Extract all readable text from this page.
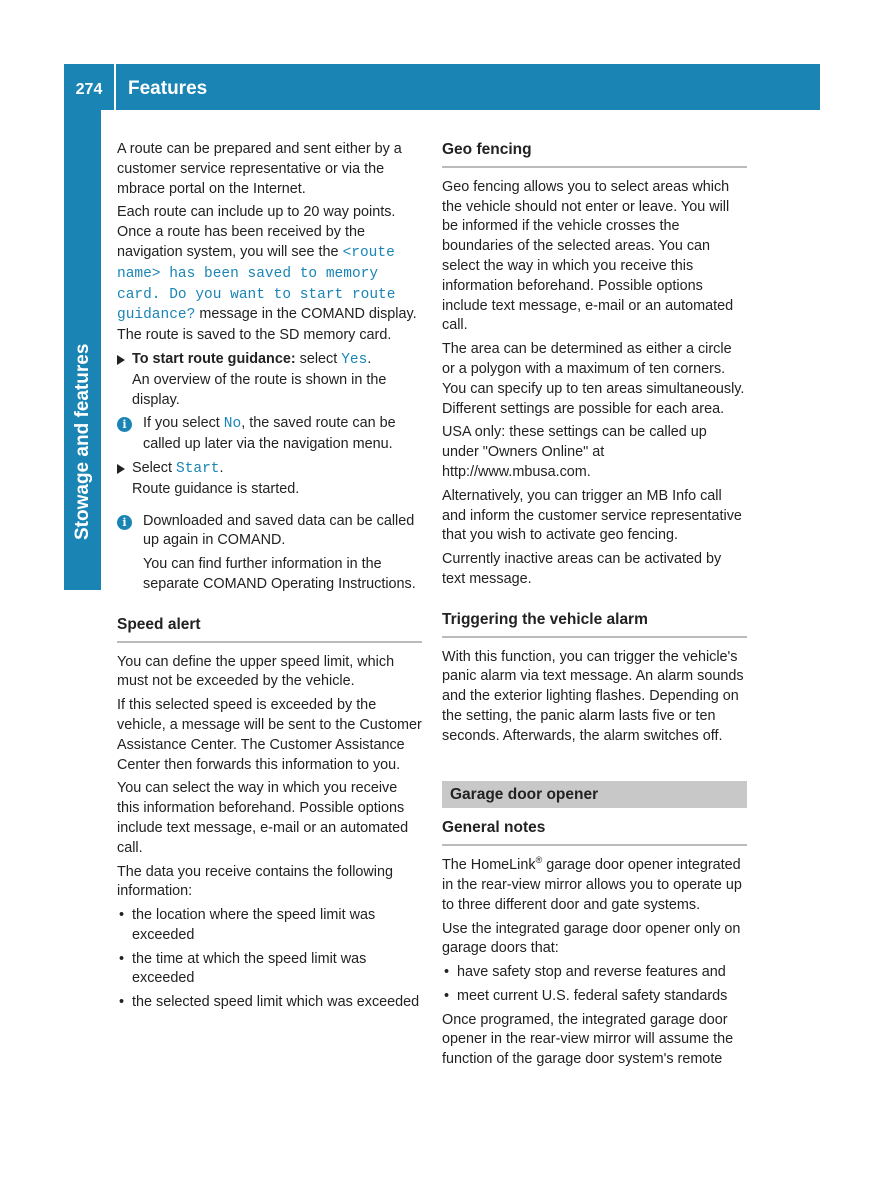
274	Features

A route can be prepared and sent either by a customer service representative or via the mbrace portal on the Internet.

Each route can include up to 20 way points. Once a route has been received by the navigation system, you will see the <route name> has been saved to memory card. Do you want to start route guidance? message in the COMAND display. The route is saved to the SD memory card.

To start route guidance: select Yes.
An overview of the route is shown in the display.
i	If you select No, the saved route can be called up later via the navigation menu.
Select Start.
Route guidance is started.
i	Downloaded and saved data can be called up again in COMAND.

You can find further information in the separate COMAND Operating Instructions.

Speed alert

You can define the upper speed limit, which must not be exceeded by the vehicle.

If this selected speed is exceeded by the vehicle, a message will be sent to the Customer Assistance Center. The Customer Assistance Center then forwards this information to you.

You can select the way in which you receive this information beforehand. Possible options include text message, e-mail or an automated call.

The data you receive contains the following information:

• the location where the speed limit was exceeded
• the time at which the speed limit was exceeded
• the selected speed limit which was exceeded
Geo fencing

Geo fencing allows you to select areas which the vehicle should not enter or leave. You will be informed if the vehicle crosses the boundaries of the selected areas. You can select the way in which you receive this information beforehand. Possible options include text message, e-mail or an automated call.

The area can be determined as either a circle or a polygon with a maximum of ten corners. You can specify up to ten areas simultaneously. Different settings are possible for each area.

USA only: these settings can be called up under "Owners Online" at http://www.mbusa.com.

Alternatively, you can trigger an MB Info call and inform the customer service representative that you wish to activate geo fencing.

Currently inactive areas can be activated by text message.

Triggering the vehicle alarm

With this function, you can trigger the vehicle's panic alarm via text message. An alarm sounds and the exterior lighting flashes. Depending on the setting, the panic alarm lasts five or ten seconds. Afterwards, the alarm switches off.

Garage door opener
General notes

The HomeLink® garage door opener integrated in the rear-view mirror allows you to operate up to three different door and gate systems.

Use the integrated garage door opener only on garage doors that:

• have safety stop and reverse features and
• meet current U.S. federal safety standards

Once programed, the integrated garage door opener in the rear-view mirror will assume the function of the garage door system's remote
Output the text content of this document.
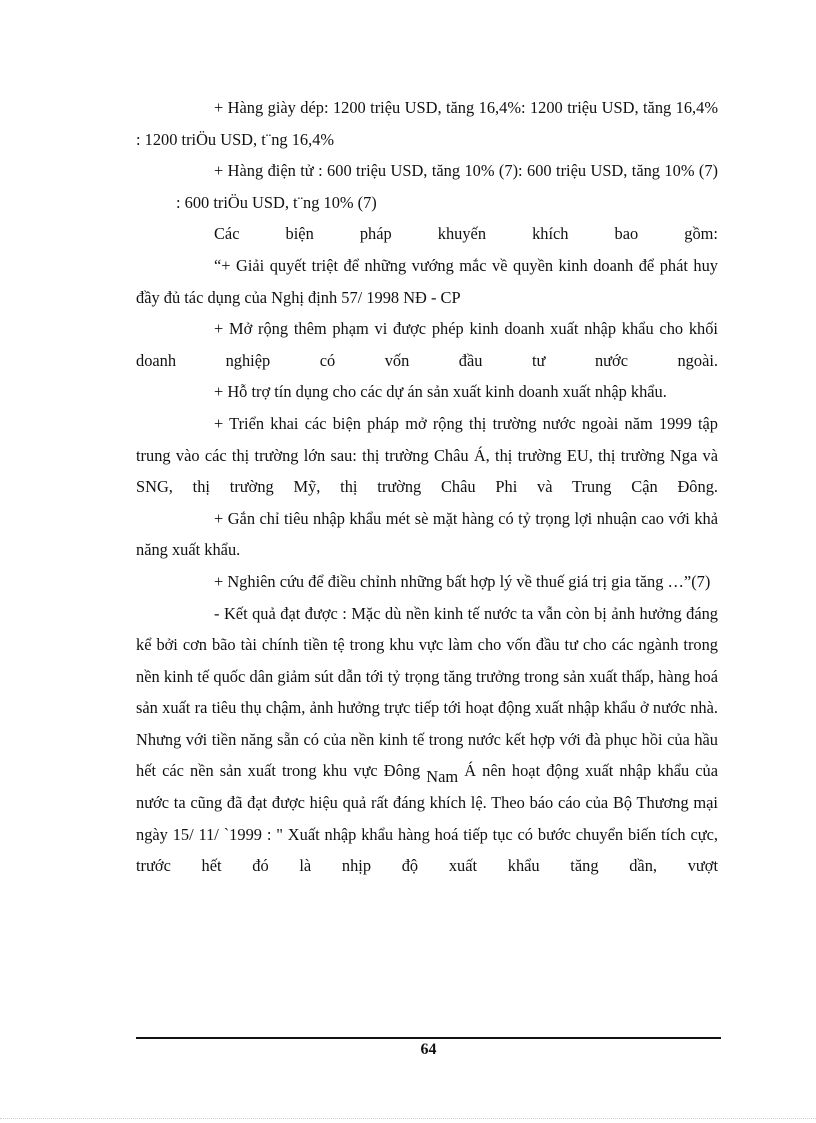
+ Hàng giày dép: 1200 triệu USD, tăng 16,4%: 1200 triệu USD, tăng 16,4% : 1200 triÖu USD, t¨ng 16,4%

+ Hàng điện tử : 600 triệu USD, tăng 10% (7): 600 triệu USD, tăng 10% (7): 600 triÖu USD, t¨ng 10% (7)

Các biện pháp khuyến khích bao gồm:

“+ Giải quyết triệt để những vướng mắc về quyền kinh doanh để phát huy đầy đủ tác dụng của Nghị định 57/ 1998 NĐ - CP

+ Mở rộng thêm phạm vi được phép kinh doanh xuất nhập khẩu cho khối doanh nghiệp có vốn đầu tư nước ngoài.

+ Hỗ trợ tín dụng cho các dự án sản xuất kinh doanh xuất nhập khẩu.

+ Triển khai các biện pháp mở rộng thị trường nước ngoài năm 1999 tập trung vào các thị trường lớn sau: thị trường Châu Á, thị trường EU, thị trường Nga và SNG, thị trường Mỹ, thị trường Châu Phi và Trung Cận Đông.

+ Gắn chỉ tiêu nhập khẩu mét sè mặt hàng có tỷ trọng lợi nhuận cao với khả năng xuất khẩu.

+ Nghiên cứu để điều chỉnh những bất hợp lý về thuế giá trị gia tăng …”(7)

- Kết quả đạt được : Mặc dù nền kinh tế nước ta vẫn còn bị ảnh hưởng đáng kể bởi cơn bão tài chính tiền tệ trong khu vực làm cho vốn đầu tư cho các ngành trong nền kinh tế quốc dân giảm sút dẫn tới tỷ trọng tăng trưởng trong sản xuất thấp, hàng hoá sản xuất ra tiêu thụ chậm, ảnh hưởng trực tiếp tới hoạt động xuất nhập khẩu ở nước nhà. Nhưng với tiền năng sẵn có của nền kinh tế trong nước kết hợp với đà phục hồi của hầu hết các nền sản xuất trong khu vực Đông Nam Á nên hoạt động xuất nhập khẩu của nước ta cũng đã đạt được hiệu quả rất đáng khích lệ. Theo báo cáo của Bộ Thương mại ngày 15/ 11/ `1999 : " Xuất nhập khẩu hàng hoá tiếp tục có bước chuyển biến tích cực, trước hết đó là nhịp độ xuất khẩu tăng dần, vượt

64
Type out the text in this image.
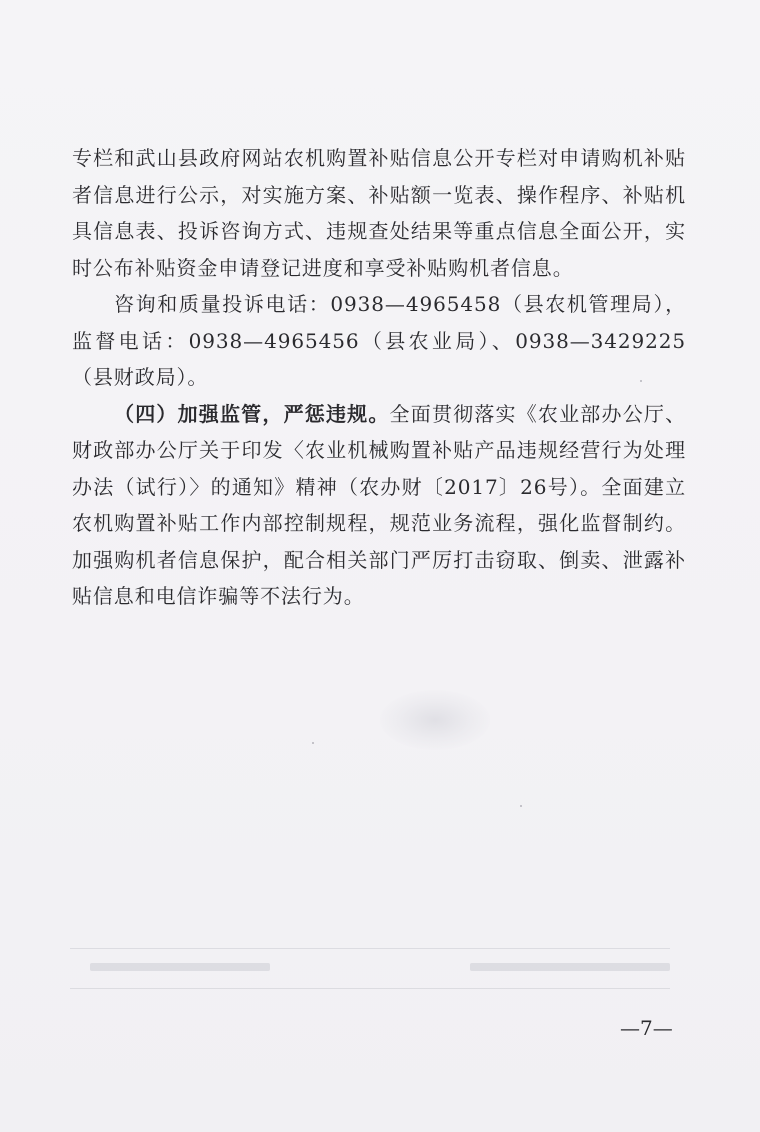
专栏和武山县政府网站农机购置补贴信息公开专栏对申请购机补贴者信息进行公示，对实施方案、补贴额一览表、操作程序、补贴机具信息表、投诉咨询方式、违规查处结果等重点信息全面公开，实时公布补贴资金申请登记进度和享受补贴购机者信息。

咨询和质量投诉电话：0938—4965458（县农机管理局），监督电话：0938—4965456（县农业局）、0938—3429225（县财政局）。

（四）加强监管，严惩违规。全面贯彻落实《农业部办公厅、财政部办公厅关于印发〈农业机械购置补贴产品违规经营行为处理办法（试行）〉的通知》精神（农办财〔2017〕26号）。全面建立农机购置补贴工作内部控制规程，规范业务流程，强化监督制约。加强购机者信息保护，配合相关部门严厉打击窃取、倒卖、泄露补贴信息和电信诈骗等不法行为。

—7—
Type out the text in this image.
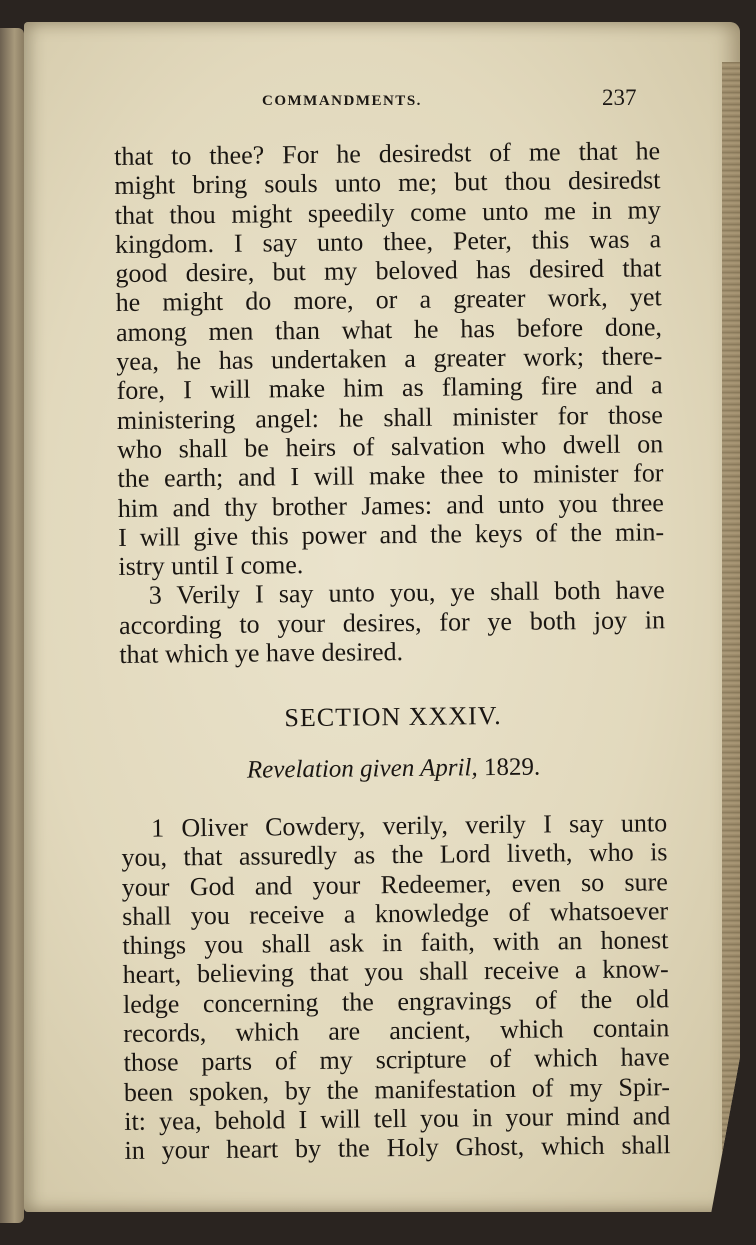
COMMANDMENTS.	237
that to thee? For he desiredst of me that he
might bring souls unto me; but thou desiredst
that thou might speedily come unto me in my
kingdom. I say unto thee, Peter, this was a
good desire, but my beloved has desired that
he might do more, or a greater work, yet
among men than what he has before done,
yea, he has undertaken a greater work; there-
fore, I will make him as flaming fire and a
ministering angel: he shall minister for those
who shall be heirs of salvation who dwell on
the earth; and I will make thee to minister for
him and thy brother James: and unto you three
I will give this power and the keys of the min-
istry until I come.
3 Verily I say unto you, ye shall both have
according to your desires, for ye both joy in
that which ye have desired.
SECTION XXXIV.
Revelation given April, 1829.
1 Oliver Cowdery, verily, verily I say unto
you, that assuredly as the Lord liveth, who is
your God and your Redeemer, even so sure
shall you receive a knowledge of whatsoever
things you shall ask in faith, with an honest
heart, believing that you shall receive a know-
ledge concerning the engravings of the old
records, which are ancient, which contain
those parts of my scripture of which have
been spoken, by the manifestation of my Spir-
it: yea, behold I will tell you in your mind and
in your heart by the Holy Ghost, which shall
◇ ◇ ◇ ◇ ◇
YOUR INSTRUCTIONS:
Extract all the entries word for word; omit any pictures.

OUTPUT FOR THIS TASK:
Extract all readable text from this page.
274	Features

A route can be prepared and sent either by a customer service representative or via the mbrace portal on the Internet.

Each route can include up to 20 way points. Once a route has been received by the navigation system, you will see the <route name> has been saved to memory card. Do you want to start route guidance? message in the COMAND display. The route is saved to the SD memory card.

To start route guidance: select Yes.
An overview of the route is shown in the display.
i	If you select No, the saved route can be called up later via the navigation menu.
Select Start.
Route guidance is started.
i	Downloaded and saved data can be called up again in COMAND.

You can find further information in the separate COMAND Operating Instructions.

Speed alert

You can define the upper speed limit, which must not be exceeded by the vehicle.

If this selected speed is exceeded by the vehicle, a message will be sent to the Customer Assistance Center. The Customer Assistance Center then forwards this information to you.

You can select the way in which you receive this information beforehand. Possible options include text message, e-mail or an automated call.

The data you receive contains the following information:

• the location where the speed limit was exceeded
• the time at which the speed limit was exceeded
• the selected speed limit which was exceeded
Geo fencing

Geo fencing allows you to select areas which the vehicle should not enter or leave. You will be informed if the vehicle crosses the boundaries of the selected areas. You can select the way in which you receive this information beforehand. Possible options include text message, e-mail or an automated call.

The area can be determined as either a circle or a polygon with a maximum of ten corners. You can specify up to ten areas simultaneously. Different settings are possible for each area.

USA only: these settings can be called up under "Owners Online" at http://www.mbusa.com.

Alternatively, you can trigger an MB Info call and inform the customer service representative that you wish to activate geo fencing.

Currently inactive areas can be activated by text message.

Triggering the vehicle alarm

With this function, you can trigger the vehicle's panic alarm via text message. An alarm sounds and the exterior lighting flashes. Depending on the setting, the panic alarm lasts five or ten seconds. Afterwards, the alarm switches off.

Garage door opener
General notes

The HomeLink® garage door opener integrated in the rear-view mirror allows you to operate up to three different door and gate systems.

Use the integrated garage door opener only on garage doors that:

• have safety stop and reverse features and
• meet current U.S. federal safety standards

Once programed, the integrated garage door opener in the rear-view mirror will assume the function of the garage door system's remote
Output the text content of this document.
+ Hàng giày dép: 1200 triệu USD, tăng 16,4%: 1200 triệu USD, tăng 16,4% : 1200 triÖu USD, t¨ng 16,4%

+ Hàng điện tử : 600 triệu USD, tăng 10% (7): 600 triệu USD, tăng 10% (7): 600 triÖu USD, t¨ng 10% (7)

Các biện pháp khuyến khích bao gồm:

“+ Giải quyết triệt để những vướng mắc về quyền kinh doanh để phát huy đầy đủ tác dụng của Nghị định 57/ 1998 NĐ - CP

+ Mở rộng thêm phạm vi được phép kinh doanh xuất nhập khẩu cho khối doanh nghiệp có vốn đầu tư nước ngoài.

+ Hỗ trợ tín dụng cho các dự án sản xuất kinh doanh xuất nhập khẩu.

+ Triển khai các biện pháp mở rộng thị trường nước ngoài năm 1999 tập trung vào các thị trường lớn sau: thị trường Châu Á, thị trường EU, thị trường Nga và SNG, thị trường Mỹ, thị trường Châu Phi và Trung Cận Đông.

+ Gắn chỉ tiêu nhập khẩu mét sè mặt hàng có tỷ trọng lợi nhuận cao với khả năng xuất khẩu.

+ Nghiên cứu để điều chỉnh những bất hợp lý về thuế giá trị gia tăng …”(7)

- Kết quả đạt được : Mặc dù nền kinh tế nước ta vẫn còn bị ảnh hưởng đáng kể bởi cơn bão tài chính tiền tệ trong khu vực làm cho vốn đầu tư cho các ngành trong nền kinh tế quốc dân giảm sút dẫn tới tỷ trọng tăng trưởng trong sản xuất thấp, hàng hoá sản xuất ra tiêu thụ chậm, ảnh hưởng trực tiếp tới hoạt động xuất nhập khẩu ở nước nhà. Nhưng với tiền năng sẵn có của nền kinh tế trong nước kết hợp với đà phục hồi của hầu hết các nền sản xuất trong khu vực Đông Nam Á nên hoạt động xuất nhập khẩu của nước ta cũng đã đạt được hiệu quả rất đáng khích lệ. Theo báo cáo của Bộ Thương mại ngày 15/ 11/ `1999 : " Xuất nhập khẩu hàng hoá tiếp tục có bước chuyển biến tích cực, trước hết đó là nhịp độ xuất khẩu tăng dần, vượt

64
Type out the text in this image.
专栏和武山县政府网站农机购置补贴信息公开专栏对申请购机补贴者信息进行公示，对实施方案、补贴额一览表、操作程序、补贴机具信息表、投诉咨询方式、违规查处结果等重点信息全面公开，实时公布补贴资金申请登记进度和享受补贴购机者信息。

咨询和质量投诉电话：0938—4965458（县农机管理局），监督电话：0938—4965456（县农业局）、0938—3429225（县财政局）。

（四）加强监管，严惩违规。全面贯彻落实《农业部办公厅、财政部办公厅关于印发〈农业机械购置补贴产品违规经营行为处理办法（试行）〉的通知》精神（农办财〔2017〕26号）。全面建立农机购置补贴工作内部控制规程，规范业务流程，强化监督制约。加强购机者信息保护，配合相关部门严厉打击窃取、倒卖、泄露补贴信息和电信诈骗等不法行为。

—7—
Type out the text in this image.
COMMANDMENTS.	237
that to thee? For he desiredst of me that he
might bring souls unto me; but thou desiredst
that thou might speedily come unto me in my
kingdom. I say unto thee, Peter, this was a
good desire, but my beloved has desired that
he might do more, or a greater work, yet
among men than what he has before done,
yea, he has undertaken a greater work; there-
fore, I will make him as flaming fire and a
ministering angel: he shall minister for those
who shall be heirs of salvation who dwell on
the earth; and I will make thee to minister for
him and thy brother James: and unto you three
I will give this power and the keys of the min-
istry until I come.
3 Verily I say unto you, ye shall both have
according to your desires, for ye both joy in
that which ye have desired.
SECTION XXXIV.
Revelation given April, 1829.
1 Oliver Cowdery, verily, verily I say unto
you, that assuredly as the Lord liveth, who is
your God and your Redeemer, even so sure
shall you receive a knowledge of whatsoever
things you shall ask in faith, with an honest
heart, believing that you shall receive a know-
ledge concerning the engravings of the old
records, which are ancient, which contain
those parts of my scripture of which have
been spoken, by the manifestation of my Spir-
it: yea, behold I will tell you in your mind and
in your heart by the Holy Ghost, which shall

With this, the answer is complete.